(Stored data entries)
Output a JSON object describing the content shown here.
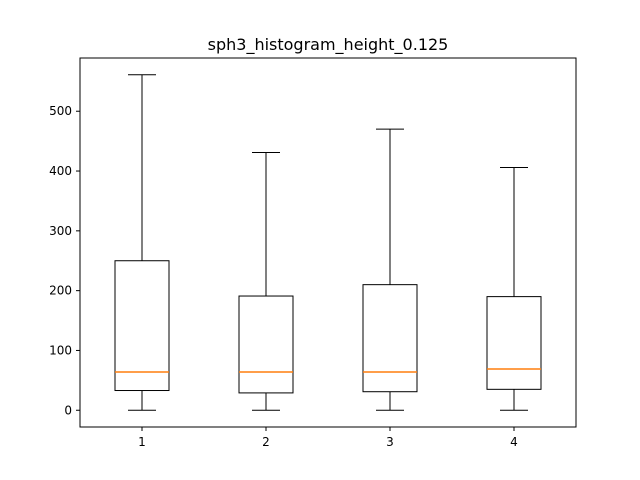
{
  "chart_data": {
    "type": "box",
    "title": "sph3_histogram_height_0.125",
    "xlabel": "",
    "ylabel": "",
    "categories": [
      "1",
      "2",
      "3",
      "4"
    ],
    "boxes": [
      {
        "label": "1",
        "whisker_low": 0,
        "q1": 33,
        "median": 64,
        "q3": 250,
        "whisker_high": 561
      },
      {
        "label": "2",
        "whisker_low": 0,
        "q1": 29,
        "median": 64,
        "q3": 191,
        "whisker_high": 431
      },
      {
        "label": "3",
        "whisker_low": 0,
        "q1": 31,
        "median": 64,
        "q3": 210,
        "whisker_high": 470
      },
      {
        "label": "4",
        "whisker_low": 0,
        "q1": 35,
        "median": 69,
        "q3": 190,
        "whisker_high": 406
      }
    ],
    "ylim": [
      -28,
      589
    ],
    "yticks": [
      0,
      100,
      200,
      300,
      400,
      500
    ],
    "grid": false,
    "colors": {
      "box": "#000000",
      "median": "#ff7f0e"
    }
  }
}
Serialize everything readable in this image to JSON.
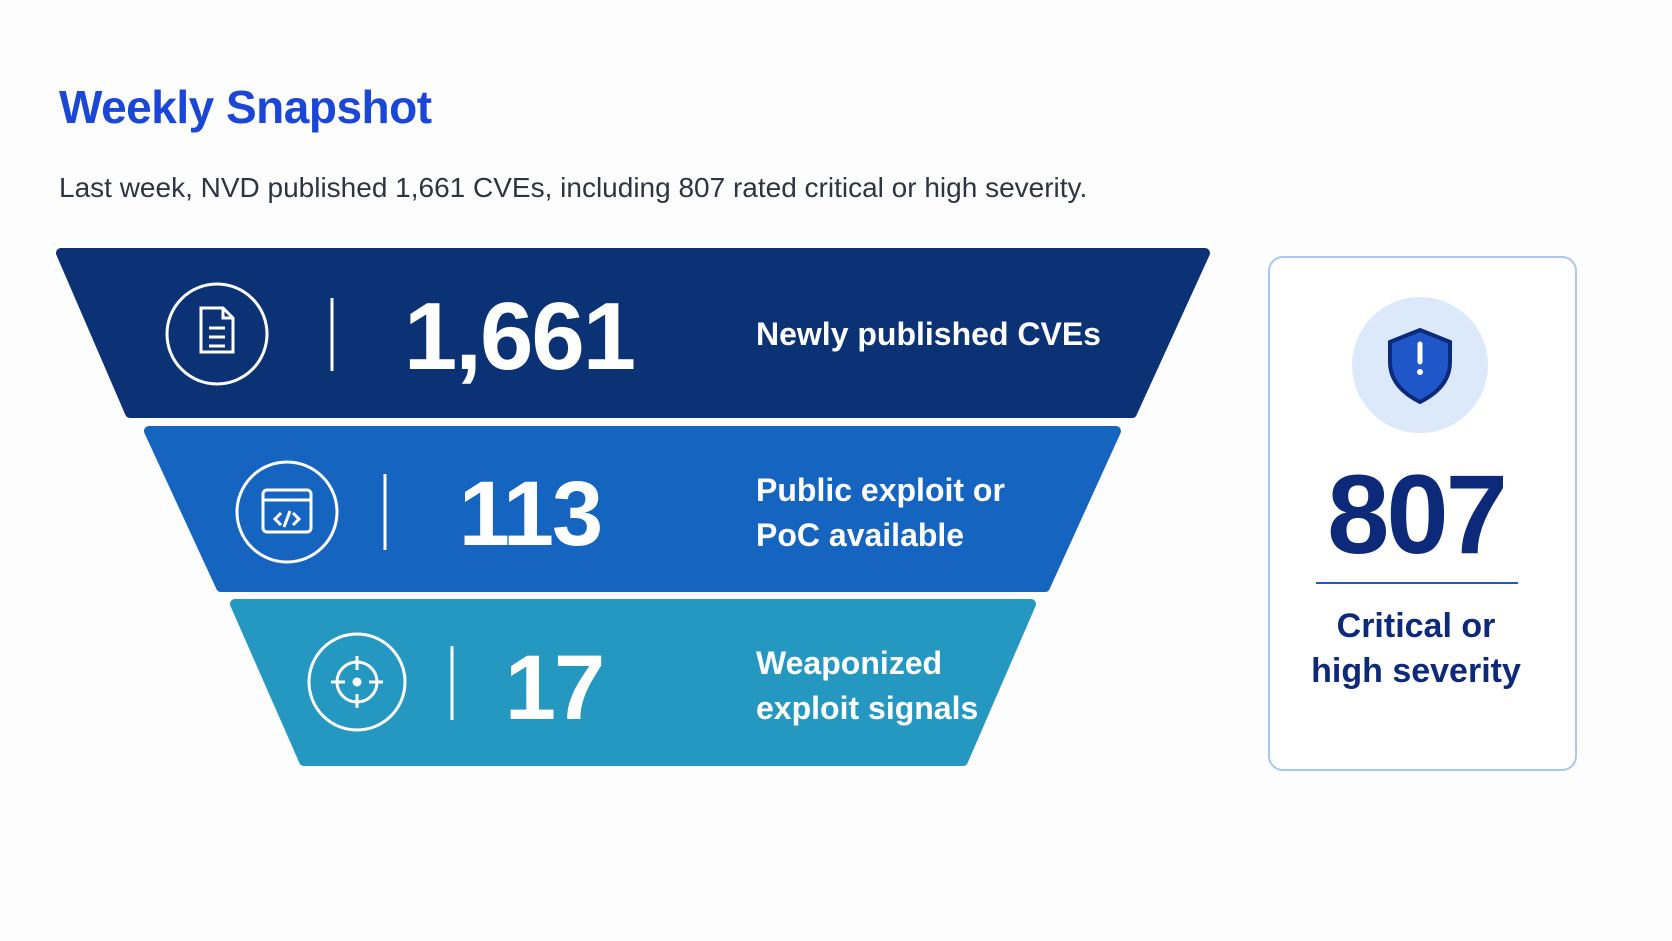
{
  "header": {
    "title": "Weekly Snapshot",
    "subtitle": "Last week, NVD published 1,661 CVEs, including 807 rated critical or high severity."
  },
  "funnel": [
    {
      "value": "1,661",
      "label": "Newly published CVEs"
    },
    {
      "value": "113",
      "label": "Public exploit or PoC available"
    },
    {
      "value": "17",
      "label": "Weaponized exploit signals"
    }
  ],
  "card": {
    "value": "807",
    "label": "Critical or high severity"
  }
}
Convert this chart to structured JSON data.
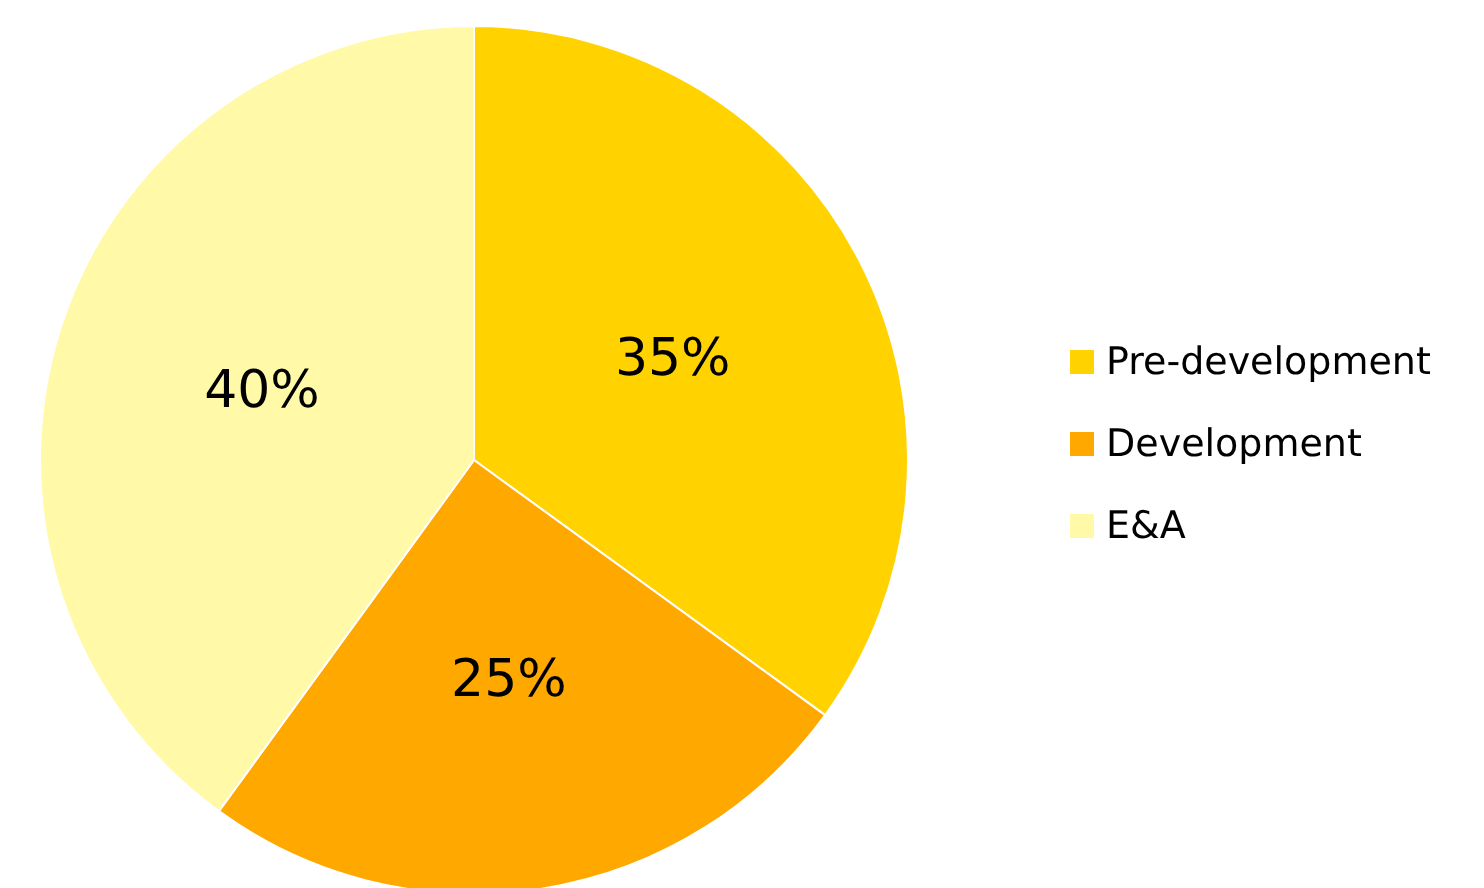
{
  "chart_data": {
    "type": "pie",
    "categories": [
      "Pre-development",
      "Development",
      "E&A"
    ],
    "values": [
      35,
      25,
      40
    ],
    "colors": [
      "#ffd200",
      "#ffa800",
      "#fff9a8"
    ],
    "value_labels": [
      "35%",
      "25%",
      "40%"
    ],
    "legend": "right"
  }
}
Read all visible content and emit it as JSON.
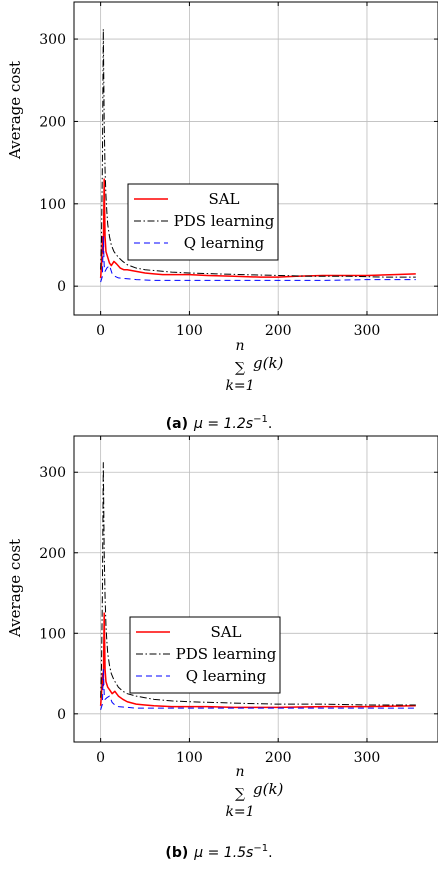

**WHAT YOU HAVE TO DO:** From the listing above, return each line with the word "CVEs".

**EXERCISE SOLUTION:**
    "subtitle": "Last week, NVD published 1,661 CVEs, including 807 rated critical or high severity."
      "label": "Newly published CVEs"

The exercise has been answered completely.